BRIEF
Where a line contains the word "over", copy that line.

Figure content listings
--------------------
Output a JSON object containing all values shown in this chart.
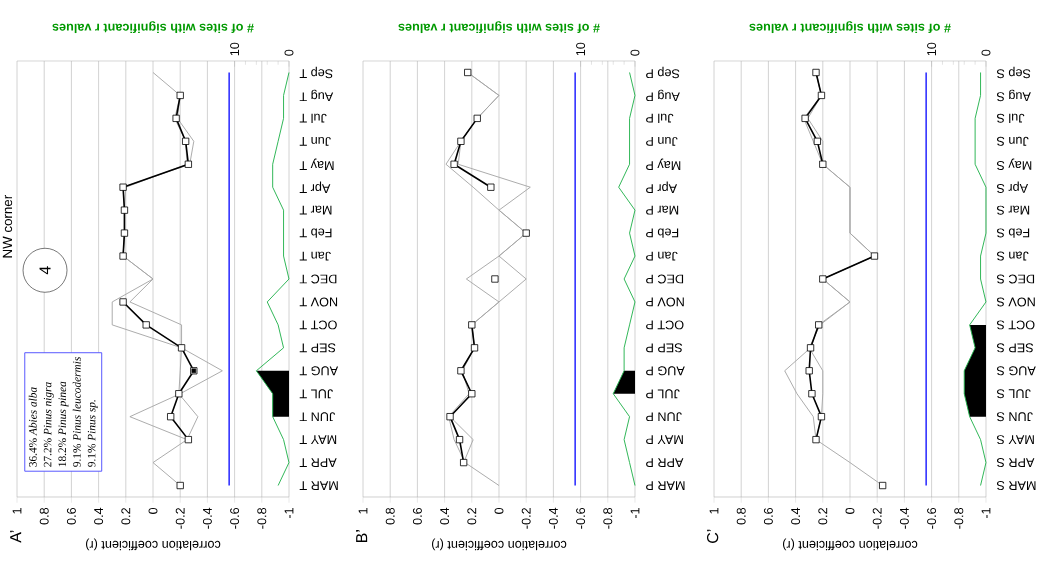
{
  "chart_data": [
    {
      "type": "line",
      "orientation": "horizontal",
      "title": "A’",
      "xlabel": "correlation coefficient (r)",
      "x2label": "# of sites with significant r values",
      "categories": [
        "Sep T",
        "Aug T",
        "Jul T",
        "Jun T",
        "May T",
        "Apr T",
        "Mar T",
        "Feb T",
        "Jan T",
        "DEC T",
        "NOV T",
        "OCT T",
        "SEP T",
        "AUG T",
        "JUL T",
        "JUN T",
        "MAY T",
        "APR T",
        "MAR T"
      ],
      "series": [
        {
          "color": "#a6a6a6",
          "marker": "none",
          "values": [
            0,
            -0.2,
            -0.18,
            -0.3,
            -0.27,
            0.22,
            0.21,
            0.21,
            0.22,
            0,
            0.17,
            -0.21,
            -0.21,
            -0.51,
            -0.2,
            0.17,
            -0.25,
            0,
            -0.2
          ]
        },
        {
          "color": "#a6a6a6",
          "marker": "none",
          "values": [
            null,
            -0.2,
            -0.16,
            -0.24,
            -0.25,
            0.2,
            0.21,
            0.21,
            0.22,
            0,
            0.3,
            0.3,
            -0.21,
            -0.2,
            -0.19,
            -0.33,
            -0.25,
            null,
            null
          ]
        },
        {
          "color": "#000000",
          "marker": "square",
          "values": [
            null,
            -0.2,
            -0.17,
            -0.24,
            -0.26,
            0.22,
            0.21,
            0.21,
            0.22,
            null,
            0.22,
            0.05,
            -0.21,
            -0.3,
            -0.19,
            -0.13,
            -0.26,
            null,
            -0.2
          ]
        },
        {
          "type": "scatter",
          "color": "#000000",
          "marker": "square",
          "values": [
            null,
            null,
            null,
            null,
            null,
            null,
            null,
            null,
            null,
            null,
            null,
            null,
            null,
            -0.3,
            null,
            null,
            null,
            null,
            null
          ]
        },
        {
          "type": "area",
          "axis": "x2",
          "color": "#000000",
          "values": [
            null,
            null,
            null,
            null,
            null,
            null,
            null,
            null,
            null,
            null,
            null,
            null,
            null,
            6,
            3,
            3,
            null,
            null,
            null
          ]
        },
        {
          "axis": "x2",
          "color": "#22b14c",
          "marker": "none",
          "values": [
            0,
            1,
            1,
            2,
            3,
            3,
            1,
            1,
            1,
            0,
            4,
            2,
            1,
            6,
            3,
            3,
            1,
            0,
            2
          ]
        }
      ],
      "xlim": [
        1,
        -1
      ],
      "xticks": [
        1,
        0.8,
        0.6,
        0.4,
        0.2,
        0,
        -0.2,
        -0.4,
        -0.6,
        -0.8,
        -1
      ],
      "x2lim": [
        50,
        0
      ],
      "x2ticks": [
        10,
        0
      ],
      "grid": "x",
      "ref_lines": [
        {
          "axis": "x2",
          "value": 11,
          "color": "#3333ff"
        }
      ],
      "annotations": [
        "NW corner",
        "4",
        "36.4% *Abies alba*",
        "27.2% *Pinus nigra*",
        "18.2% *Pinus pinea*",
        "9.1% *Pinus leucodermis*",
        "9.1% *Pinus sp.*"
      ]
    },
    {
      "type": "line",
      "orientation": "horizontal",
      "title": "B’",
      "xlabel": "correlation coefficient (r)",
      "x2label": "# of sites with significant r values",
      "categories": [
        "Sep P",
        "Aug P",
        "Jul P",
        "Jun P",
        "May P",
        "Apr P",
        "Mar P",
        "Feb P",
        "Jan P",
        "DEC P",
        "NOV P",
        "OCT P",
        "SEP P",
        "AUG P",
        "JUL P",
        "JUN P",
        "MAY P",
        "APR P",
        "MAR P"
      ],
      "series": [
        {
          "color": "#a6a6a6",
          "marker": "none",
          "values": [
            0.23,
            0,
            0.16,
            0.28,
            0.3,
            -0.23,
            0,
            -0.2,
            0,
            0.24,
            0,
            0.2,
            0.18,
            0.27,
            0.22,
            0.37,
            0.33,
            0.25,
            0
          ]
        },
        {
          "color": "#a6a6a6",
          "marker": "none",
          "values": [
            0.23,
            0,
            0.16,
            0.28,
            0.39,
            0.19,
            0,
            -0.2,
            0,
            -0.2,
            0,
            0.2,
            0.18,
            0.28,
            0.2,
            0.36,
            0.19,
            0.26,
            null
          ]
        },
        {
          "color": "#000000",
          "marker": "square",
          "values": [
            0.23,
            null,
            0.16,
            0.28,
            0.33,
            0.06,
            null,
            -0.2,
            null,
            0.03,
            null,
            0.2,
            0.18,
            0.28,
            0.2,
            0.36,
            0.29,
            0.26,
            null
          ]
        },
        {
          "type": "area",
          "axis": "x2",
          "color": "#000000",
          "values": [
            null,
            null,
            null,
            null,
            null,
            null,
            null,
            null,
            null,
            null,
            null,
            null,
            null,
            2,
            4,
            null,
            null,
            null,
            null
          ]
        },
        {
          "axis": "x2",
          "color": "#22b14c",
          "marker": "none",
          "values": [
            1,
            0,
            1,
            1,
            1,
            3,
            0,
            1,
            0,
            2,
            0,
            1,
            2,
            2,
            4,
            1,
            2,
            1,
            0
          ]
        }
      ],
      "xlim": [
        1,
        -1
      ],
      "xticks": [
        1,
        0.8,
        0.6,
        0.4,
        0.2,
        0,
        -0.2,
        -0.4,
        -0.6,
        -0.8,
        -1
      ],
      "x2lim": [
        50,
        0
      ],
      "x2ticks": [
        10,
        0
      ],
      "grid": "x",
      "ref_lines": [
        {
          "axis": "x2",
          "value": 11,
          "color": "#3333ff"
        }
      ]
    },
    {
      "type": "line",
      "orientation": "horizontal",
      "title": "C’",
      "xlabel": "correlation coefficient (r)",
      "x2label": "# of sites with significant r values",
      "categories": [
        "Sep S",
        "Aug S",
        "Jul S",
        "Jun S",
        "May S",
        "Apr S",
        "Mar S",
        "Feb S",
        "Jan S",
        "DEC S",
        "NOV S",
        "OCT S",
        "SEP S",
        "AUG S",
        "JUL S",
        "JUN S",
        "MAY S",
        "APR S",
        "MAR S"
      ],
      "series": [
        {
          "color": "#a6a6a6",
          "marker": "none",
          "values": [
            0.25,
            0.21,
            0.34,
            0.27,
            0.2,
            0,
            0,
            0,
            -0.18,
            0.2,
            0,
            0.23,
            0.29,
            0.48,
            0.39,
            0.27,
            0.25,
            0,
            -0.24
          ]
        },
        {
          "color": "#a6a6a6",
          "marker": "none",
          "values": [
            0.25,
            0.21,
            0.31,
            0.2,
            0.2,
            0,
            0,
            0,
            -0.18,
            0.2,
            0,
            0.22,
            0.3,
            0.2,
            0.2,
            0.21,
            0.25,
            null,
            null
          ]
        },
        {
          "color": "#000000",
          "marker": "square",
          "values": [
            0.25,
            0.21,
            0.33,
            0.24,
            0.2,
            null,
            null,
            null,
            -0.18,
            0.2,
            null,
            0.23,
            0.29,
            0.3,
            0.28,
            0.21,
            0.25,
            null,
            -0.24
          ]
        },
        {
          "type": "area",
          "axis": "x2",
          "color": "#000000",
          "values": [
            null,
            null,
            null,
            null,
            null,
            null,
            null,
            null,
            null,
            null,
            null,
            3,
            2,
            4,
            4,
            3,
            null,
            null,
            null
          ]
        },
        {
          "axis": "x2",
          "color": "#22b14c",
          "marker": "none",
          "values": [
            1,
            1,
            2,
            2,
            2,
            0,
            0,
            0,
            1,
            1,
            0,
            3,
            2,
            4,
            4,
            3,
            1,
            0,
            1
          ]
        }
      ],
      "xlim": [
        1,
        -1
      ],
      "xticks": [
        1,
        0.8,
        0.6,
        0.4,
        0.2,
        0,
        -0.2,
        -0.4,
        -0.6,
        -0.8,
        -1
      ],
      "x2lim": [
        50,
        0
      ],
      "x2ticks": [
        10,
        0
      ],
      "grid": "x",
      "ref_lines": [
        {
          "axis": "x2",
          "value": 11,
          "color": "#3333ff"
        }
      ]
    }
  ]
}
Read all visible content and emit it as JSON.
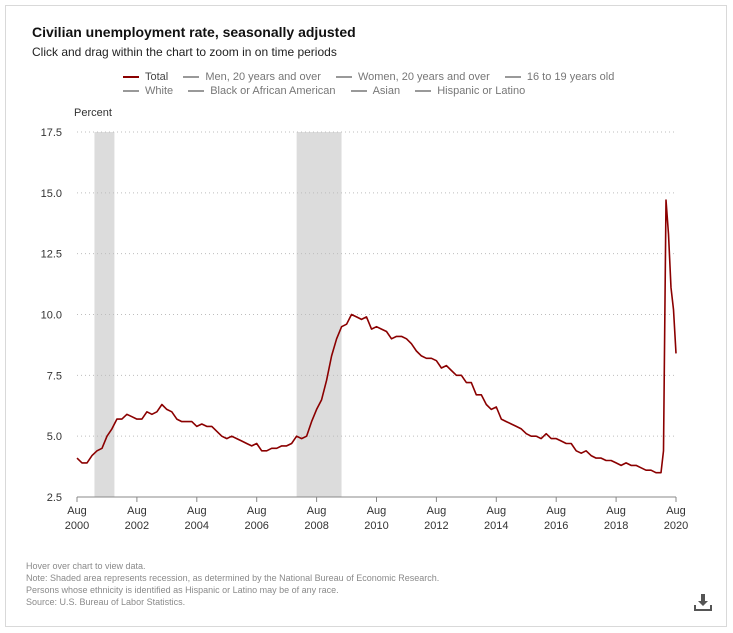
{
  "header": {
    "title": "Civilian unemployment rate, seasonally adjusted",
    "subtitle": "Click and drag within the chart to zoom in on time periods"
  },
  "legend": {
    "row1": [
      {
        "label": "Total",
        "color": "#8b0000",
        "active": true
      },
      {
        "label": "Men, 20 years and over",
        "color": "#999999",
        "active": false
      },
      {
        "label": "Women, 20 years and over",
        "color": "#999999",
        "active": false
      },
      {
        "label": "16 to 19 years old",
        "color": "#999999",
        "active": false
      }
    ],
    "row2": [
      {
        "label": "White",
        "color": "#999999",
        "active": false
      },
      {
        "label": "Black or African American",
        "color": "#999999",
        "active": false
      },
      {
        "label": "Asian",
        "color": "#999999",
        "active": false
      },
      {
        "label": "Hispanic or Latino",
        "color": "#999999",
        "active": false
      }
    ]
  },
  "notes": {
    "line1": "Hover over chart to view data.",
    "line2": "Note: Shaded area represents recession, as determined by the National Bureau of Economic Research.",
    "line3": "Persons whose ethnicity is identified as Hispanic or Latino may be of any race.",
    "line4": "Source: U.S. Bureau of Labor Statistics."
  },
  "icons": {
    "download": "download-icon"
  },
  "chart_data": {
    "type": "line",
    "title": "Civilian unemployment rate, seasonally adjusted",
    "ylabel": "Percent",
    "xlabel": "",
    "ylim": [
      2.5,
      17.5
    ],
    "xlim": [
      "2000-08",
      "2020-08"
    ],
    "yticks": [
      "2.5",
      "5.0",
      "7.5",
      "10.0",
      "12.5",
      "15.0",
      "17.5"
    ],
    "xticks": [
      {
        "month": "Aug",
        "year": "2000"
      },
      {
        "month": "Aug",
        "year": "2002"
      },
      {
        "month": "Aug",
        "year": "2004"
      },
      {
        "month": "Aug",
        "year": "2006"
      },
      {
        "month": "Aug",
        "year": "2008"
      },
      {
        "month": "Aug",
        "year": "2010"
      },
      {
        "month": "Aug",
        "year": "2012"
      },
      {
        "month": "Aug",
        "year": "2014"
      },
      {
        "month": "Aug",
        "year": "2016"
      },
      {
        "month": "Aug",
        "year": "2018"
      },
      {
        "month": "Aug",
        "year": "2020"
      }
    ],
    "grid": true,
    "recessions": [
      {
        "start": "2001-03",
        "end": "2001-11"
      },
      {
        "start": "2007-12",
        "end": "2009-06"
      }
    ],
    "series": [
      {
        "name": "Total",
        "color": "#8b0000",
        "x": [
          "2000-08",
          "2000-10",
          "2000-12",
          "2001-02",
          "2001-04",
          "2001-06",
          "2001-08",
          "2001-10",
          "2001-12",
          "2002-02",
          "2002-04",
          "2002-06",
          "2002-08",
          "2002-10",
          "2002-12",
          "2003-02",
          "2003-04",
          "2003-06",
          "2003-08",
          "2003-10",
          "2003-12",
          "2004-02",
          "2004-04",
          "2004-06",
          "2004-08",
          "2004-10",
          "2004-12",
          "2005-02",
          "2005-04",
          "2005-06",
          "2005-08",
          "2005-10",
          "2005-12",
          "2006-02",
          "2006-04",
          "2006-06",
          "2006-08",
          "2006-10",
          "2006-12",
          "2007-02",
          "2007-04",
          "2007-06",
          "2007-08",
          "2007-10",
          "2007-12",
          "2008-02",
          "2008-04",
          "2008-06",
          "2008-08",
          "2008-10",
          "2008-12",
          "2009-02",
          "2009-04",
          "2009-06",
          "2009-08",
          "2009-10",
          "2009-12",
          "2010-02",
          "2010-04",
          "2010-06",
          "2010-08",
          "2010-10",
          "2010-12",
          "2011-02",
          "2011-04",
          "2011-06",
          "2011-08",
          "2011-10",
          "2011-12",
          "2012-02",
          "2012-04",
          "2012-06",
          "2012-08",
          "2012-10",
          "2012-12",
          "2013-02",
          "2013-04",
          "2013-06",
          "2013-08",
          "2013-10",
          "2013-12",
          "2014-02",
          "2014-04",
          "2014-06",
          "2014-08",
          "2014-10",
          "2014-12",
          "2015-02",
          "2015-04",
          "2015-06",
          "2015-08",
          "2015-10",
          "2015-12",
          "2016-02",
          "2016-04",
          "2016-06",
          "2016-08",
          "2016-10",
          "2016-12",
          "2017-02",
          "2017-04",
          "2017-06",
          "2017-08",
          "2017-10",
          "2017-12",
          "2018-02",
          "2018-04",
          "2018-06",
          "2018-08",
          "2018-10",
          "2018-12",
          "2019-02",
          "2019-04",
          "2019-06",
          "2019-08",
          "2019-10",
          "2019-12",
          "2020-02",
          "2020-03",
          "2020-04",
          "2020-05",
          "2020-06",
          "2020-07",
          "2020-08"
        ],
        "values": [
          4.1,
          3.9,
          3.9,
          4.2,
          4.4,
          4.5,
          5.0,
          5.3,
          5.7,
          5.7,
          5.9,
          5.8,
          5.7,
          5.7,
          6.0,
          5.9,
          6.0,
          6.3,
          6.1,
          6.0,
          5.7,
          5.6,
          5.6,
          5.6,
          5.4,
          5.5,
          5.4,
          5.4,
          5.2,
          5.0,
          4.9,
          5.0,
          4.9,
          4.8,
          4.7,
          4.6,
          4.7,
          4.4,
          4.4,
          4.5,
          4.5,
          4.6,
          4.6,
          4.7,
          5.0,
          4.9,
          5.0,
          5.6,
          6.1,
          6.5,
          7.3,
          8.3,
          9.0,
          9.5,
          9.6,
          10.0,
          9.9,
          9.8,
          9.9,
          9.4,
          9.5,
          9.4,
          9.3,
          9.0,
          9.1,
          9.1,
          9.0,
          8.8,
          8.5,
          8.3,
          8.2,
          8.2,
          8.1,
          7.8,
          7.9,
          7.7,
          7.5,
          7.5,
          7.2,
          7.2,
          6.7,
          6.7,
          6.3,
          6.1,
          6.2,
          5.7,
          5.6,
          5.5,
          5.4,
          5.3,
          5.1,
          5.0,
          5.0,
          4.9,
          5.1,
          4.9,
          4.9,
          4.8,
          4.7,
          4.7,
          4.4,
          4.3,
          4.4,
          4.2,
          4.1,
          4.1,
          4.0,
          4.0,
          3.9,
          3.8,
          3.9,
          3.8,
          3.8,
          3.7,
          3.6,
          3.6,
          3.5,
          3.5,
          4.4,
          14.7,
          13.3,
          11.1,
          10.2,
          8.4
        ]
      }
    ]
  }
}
--------------------
SOLUTION FOR THIS EXERCISE
        "label": "Men, 20 years and over",
        "label": "Women, 20 years and over",
    "line1": "Hover over chart to view data.",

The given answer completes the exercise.